* **Directions**
Find each line holding "bersama" and copy it out.

Rows from a dataset
[START]

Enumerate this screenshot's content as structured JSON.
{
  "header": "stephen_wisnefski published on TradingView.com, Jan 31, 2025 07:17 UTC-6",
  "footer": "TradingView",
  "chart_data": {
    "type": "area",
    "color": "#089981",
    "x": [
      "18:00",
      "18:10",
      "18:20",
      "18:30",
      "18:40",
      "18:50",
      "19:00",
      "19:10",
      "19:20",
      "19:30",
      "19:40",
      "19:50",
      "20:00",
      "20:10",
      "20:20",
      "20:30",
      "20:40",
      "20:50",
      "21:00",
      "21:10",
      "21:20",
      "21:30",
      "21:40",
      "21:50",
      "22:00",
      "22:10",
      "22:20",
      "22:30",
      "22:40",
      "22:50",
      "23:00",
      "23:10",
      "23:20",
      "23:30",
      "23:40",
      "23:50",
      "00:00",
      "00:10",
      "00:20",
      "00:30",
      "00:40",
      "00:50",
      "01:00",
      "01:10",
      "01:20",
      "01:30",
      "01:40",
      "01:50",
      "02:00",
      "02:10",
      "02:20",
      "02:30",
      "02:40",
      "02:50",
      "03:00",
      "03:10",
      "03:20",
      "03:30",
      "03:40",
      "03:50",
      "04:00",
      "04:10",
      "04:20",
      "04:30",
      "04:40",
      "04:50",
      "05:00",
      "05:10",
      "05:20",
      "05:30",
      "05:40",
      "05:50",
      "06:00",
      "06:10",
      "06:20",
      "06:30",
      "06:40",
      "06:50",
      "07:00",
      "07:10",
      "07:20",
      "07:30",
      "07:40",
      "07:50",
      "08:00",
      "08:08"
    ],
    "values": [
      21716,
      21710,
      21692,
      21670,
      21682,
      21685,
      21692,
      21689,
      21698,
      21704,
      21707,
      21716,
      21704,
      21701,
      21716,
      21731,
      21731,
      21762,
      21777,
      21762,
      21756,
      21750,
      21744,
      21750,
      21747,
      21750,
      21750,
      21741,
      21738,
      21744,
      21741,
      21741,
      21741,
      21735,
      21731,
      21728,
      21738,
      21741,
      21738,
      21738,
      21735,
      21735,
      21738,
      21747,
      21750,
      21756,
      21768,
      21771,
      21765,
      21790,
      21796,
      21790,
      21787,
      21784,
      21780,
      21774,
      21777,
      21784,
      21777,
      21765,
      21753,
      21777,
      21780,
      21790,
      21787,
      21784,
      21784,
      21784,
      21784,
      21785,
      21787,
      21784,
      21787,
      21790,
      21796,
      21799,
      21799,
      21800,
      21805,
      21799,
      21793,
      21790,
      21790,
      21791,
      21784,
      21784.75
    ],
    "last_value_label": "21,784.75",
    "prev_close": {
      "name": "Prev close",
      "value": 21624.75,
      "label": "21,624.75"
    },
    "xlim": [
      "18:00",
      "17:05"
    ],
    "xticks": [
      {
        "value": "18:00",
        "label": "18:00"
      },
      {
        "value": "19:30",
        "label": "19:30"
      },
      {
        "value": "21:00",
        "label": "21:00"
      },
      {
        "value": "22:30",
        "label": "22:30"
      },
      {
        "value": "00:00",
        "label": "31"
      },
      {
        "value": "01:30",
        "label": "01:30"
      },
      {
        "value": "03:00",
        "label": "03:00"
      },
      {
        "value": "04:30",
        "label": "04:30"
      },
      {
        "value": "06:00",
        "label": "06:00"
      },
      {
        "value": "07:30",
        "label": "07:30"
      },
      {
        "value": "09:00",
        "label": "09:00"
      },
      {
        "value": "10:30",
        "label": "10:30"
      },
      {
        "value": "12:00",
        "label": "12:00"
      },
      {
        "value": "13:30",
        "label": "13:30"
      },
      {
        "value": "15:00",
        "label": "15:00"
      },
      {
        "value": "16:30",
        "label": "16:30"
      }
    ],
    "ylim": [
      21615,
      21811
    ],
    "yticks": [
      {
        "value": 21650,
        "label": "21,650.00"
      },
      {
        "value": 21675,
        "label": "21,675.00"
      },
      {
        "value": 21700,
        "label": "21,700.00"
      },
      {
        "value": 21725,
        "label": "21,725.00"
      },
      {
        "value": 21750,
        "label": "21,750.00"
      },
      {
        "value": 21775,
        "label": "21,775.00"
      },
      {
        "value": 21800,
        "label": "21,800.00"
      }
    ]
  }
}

[END]
[START]

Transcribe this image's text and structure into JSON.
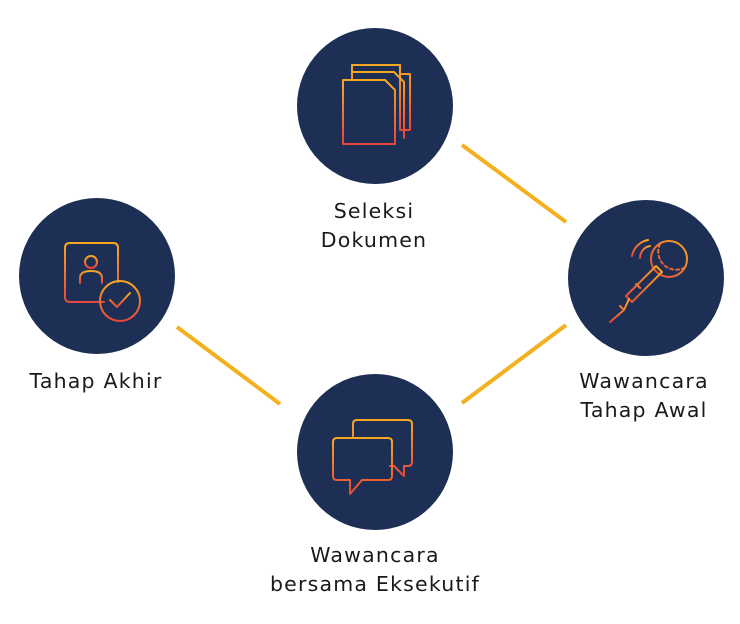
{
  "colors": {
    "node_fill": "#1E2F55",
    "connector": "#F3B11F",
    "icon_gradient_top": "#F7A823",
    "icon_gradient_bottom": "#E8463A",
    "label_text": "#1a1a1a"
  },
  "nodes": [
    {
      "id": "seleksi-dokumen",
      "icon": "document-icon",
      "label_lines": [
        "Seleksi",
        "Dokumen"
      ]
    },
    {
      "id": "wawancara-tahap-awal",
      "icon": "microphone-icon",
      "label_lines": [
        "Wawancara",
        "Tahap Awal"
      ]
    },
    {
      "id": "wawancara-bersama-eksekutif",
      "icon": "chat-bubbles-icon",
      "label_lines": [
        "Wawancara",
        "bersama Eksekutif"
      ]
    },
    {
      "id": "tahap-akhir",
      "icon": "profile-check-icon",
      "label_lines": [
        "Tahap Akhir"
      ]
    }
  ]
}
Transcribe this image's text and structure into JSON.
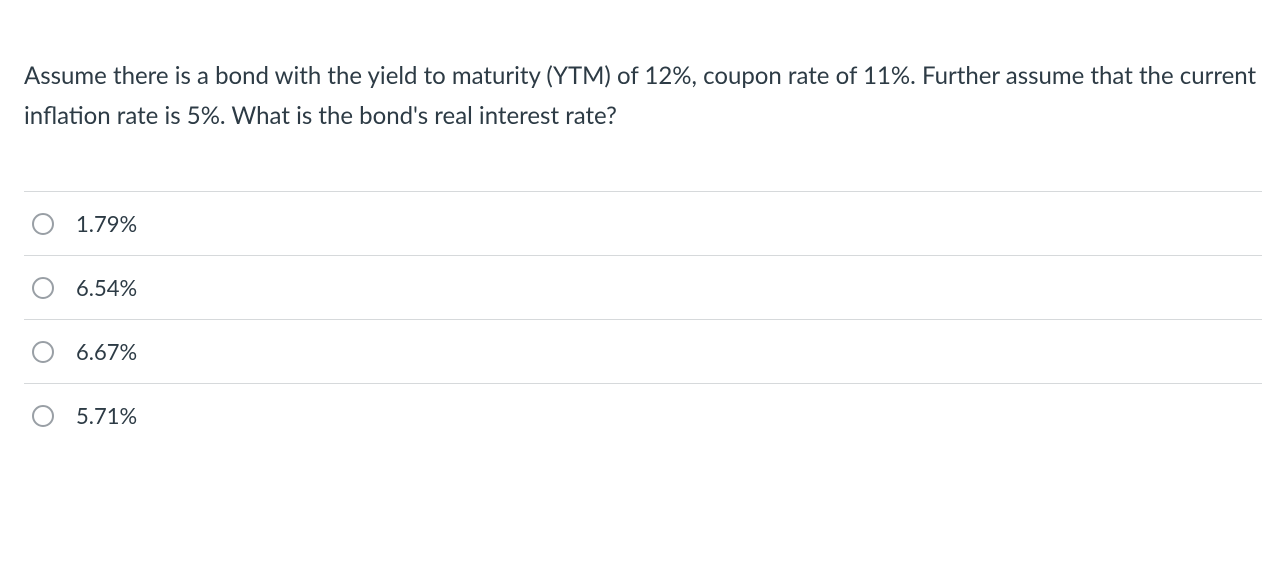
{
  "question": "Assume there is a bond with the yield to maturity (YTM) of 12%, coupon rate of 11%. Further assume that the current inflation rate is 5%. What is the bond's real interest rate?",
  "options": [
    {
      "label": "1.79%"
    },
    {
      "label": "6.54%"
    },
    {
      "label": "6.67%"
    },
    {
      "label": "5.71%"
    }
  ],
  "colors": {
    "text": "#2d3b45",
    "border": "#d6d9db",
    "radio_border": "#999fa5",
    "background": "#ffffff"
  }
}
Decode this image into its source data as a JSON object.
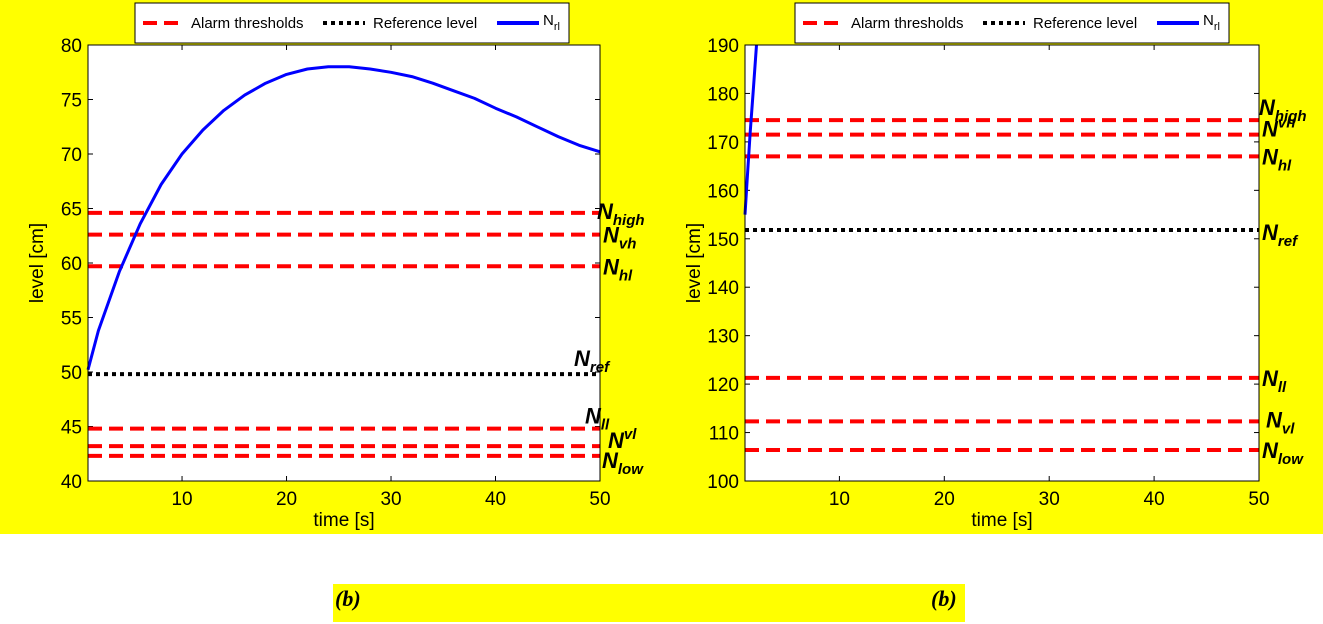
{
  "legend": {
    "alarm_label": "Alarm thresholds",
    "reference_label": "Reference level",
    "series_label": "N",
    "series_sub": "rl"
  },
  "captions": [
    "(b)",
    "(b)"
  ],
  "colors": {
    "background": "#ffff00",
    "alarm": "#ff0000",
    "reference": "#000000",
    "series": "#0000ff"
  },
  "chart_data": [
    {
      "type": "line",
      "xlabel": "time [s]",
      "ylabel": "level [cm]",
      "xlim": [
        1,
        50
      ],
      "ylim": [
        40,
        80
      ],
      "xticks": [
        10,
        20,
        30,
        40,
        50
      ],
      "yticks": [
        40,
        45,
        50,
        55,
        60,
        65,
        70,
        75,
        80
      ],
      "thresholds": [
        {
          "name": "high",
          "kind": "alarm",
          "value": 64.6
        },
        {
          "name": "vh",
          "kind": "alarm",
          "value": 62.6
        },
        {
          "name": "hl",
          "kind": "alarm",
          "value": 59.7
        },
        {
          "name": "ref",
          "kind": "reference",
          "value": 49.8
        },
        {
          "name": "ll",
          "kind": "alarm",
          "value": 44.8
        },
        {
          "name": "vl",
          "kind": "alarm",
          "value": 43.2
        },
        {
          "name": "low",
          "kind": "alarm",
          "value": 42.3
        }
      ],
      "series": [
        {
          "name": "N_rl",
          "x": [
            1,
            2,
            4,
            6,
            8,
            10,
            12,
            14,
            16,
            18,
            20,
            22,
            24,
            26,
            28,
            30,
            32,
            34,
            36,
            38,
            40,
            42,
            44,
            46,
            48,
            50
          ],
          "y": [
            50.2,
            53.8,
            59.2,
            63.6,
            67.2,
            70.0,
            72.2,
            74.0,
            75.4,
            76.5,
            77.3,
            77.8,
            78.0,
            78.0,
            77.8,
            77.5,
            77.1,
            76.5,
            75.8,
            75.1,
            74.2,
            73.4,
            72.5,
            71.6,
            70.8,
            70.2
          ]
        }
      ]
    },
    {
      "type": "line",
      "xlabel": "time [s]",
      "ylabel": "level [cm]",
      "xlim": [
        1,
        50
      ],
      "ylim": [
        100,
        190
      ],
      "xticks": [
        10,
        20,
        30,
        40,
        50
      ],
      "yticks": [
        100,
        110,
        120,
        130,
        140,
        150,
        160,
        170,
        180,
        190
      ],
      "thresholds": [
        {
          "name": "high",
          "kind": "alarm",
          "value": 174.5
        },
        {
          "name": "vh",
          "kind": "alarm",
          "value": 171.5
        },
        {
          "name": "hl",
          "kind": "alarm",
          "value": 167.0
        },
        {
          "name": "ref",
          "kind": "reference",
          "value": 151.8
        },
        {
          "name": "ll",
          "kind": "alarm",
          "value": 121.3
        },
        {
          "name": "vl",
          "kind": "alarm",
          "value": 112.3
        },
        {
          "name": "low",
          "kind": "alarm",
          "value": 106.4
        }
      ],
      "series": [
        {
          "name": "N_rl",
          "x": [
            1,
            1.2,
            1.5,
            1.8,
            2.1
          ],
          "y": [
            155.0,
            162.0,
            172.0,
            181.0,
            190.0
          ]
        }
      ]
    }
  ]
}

[END]

* **Written response**
      "id": "wawancara-bersama-eksekutif",
        "bersama Eksekutif"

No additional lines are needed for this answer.